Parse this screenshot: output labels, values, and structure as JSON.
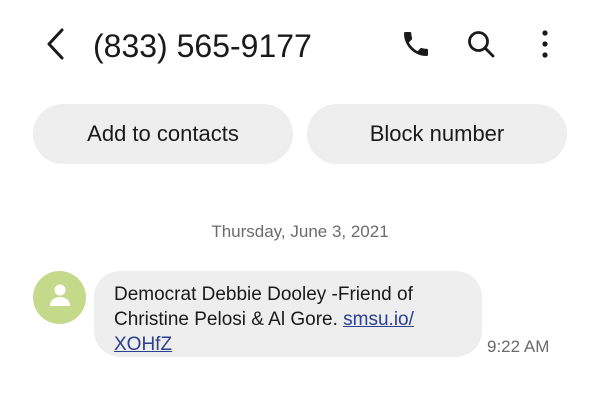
{
  "header": {
    "phone_number": "(833) 565-9177",
    "icons": {
      "back": "chevron-left-icon",
      "call": "phone-icon",
      "search": "search-icon",
      "more": "more-vertical-icon"
    }
  },
  "actions": {
    "add_to_contacts": "Add to contacts",
    "block_number": "Block number"
  },
  "conversation": {
    "date_separator": "Thursday, June 3, 2021",
    "messages": [
      {
        "text_line1": "Democrat Debbie Dooley -Friend of",
        "text_line2_prefix": "Christine Pelosi & Al Gore. ",
        "link_part1": "smsu.io/",
        "link_part2": "XOHfZ",
        "time": "9:22 AM"
      }
    ]
  },
  "colors": {
    "background": "#ffffff",
    "pill_background": "#eeeeee",
    "avatar_background": "#c5d98a",
    "link": "#2a3f8f",
    "secondary_text": "#6b6b6b"
  }
}
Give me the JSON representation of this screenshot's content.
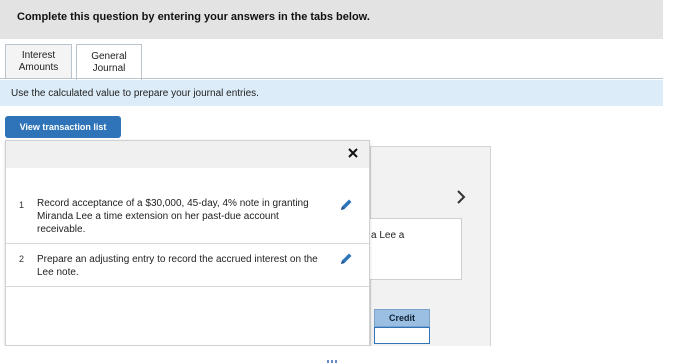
{
  "header": {
    "text": "Complete this question by entering your answers in the tabs below."
  },
  "tabs": [
    {
      "line1": "Interest",
      "line2": "Amounts"
    },
    {
      "line1": "General",
      "line2": "Journal"
    }
  ],
  "instruction": "Use the calculated value to prepare your journal entries.",
  "view_button": "View transaction list",
  "background": {
    "text_fragment": "a Lee a",
    "credit_header": "Credit"
  },
  "popup": {
    "close_glyph": "✕",
    "transactions": [
      {
        "number": "1",
        "text": "Record acceptance of a $30,000, 45-day, 4% note in granting Miranda Lee a time extension on her past-due account receivable."
      },
      {
        "number": "2",
        "text": "Prepare an adjusting entry to record the accrued interest on the Lee note."
      }
    ]
  },
  "icons": {
    "edit": "pencil-icon",
    "close": "close-icon",
    "next": "chevron-right-icon"
  },
  "colors": {
    "accent": "#2f74b8",
    "instruction_bg": "#dcecf8",
    "header_bg": "#e3e3e3"
  }
}
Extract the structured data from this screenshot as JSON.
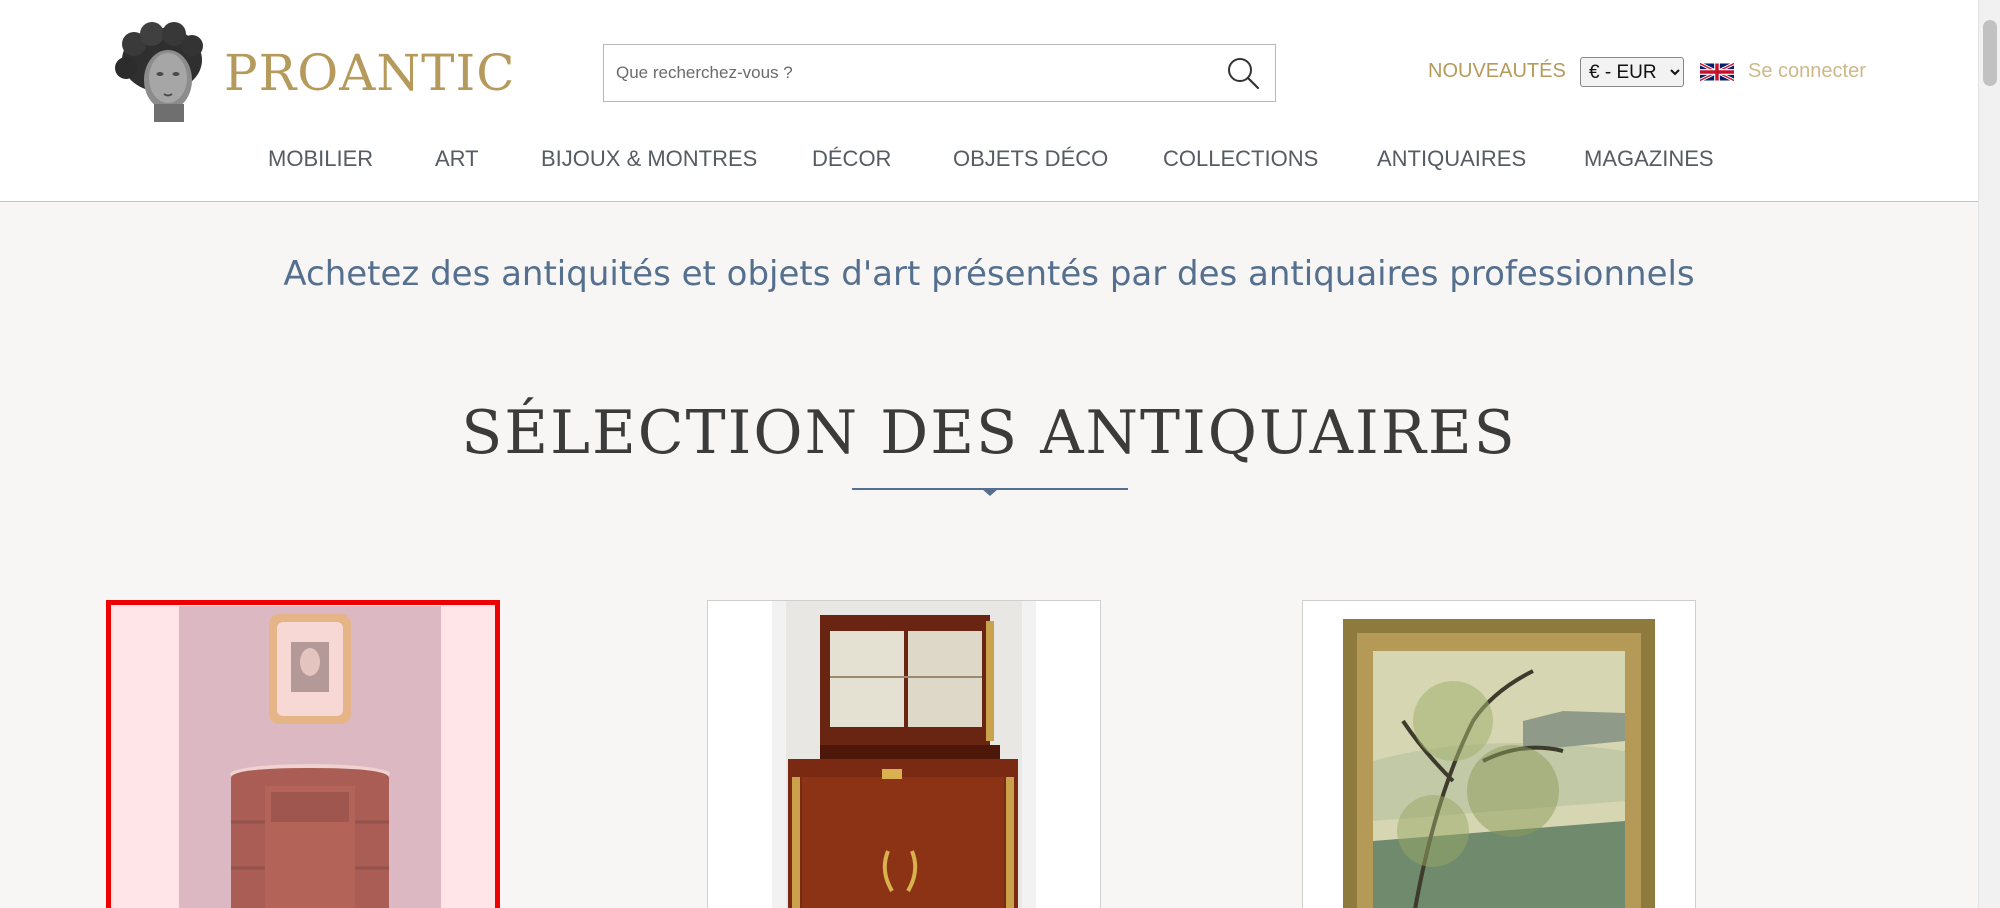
{
  "header": {
    "brand": "PROANTIC",
    "search": {
      "placeholder": "Que recherchez-vous ?",
      "value": ""
    },
    "nouveautes": "NOUVEAUTÉS",
    "currency": {
      "selected": "€ - EUR"
    },
    "login": "Se connecter"
  },
  "nav": {
    "items": [
      "MOBILIER",
      "ART",
      "BIJOUX & MONTRES",
      "DÉCOR",
      "OBJETS DÉCO",
      "COLLECTIONS",
      "ANTIQUAIRES",
      "MAGAZINES"
    ]
  },
  "main": {
    "tagline": "Achetez des antiquités et objets d'art présentés par des antiquaires professionnels",
    "section_title": "SÉLECTION DES ANTIQUAIRES"
  },
  "products": [
    {
      "image": "mahogany-half-moon-cabinet-with-framed-portrait",
      "selected": true
    },
    {
      "image": "mahogany-secretary-bookcase-with-lyre",
      "selected": false
    },
    {
      "image": "framed-painting-river-landscape-trees",
      "selected": false
    }
  ],
  "colors": {
    "accent_gold": "#b59a5b",
    "tagline_blue": "#55708f",
    "selection_red": "#ee0000"
  }
}
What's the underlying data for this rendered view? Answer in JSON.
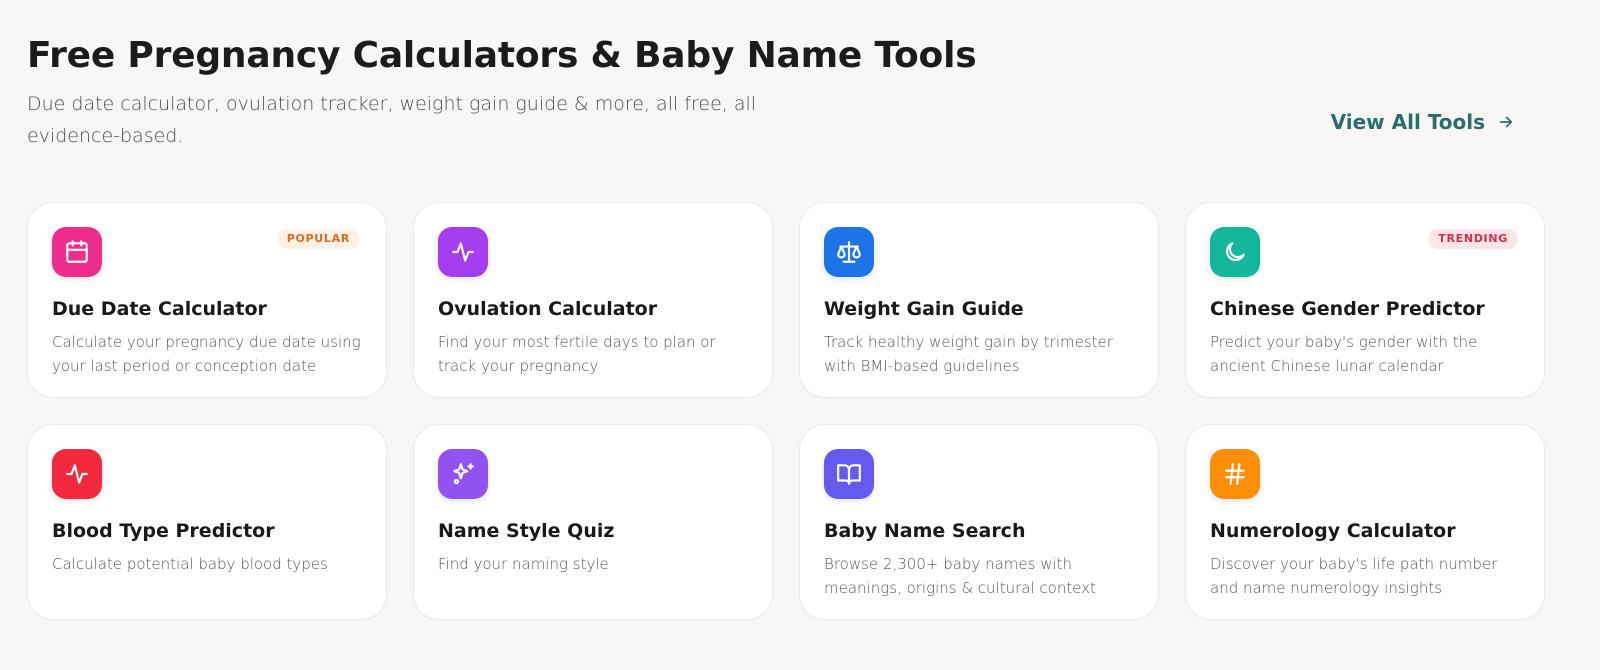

..........

**TASK INSTRUCTIONS:** Return the material word for word. Pictures are not part of the copy.

**SOLUTION FOR THIS TASK:**
Parse this screenshot: output labels, values, and structure as JSON.
{
  "header": {
    "phone_number": "(833) 565-9177",
    "icons": {
      "back": "chevron-left-icon",
      "call": "phone-icon",
      "search": "search-icon",
      "more": "more-vertical-icon"
    }
  },
  "actions": {
    "add_to_contacts": "Add to contacts",
    "block_number": "Block number"
  },
  "conversation": {
    "date_separator": "Thursday, June 3, 2021",
    "messages": [
      {
        "text_line1": "Democrat Debbie Dooley -Friend of",
        "text_line2_prefix": "Christine Pelosi & Al Gore. ",
        "link_part1": "smsu.io/",
        "link_part2": "XOHfZ",
        "time": "9:22 AM"
      }
    ]
  },
  "colors": {
    "background": "#ffffff",
    "pill_background": "#eeeeee",
    "avatar_background": "#c5d98a",
    "link": "#2a3f8f",
    "secondary_text": "#6b6b6b"
  }
}
Give me the JSON representation of this screenshot's content.
{
  "header": {
    "text": "Complete this question by entering your answers in the tabs below."
  },
  "tabs": [
    {
      "line1": "Interest",
      "line2": "Amounts"
    },
    {
      "line1": "General",
      "line2": "Journal"
    }
  ],
  "instruction": "Use the calculated value to prepare your journal entries.",
  "view_button": "View transaction list",
  "background": {
    "text_fragment": "a Lee a",
    "credit_header": "Credit"
  },
  "popup": {
    "close_glyph": "✕",
    "transactions": [
      {
        "number": "1",
        "text": "Record acceptance of a $30,000, 45-day, 4% note in granting Miranda Lee a time extension on her past-due account receivable."
      },
      {
        "number": "2",
        "text": "Prepare an adjusting entry to record the accrued interest on the Lee note."
      }
    ]
  },
  "icons": {
    "edit": "pencil-icon",
    "close": "close-icon",
    "next": "chevron-right-icon"
  },
  "colors": {
    "accent": "#2f74b8",
    "instruction_bg": "#dcecf8",
    "header_bg": "#e3e3e3"
  }
}
Extract the structured data from this screenshot as JSON.
{
  "header": {
    "brand": "PROANTIC",
    "search": {
      "placeholder": "Que recherchez-vous ?",
      "value": ""
    },
    "nouveautes": "NOUVEAUTÉS",
    "currency": {
      "selected": "€ - EUR"
    },
    "login": "Se connecter"
  },
  "nav": {
    "items": [
      "MOBILIER",
      "ART",
      "BIJOUX & MONTRES",
      "DÉCOR",
      "OBJETS DÉCO",
      "COLLECTIONS",
      "ANTIQUAIRES",
      "MAGAZINES"
    ]
  },
  "main": {
    "tagline": "Achetez des antiquités et objets d'art présentés par des antiquaires professionnels",
    "section_title": "SÉLECTION DES ANTIQUAIRES"
  },
  "products": [
    {
      "image": "mahogany-half-moon-cabinet-with-framed-portrait",
      "selected": true
    },
    {
      "image": "mahogany-secretary-bookcase-with-lyre",
      "selected": false
    },
    {
      "image": "framed-painting-river-landscape-trees",
      "selected": false
    }
  ],
  "colors": {
    "accent_gold": "#b59a5b",
    "tagline_blue": "#55708f",
    "selection_red": "#ee0000"
  }
}
What's the underlying data for this rendered view? Answer in JSON.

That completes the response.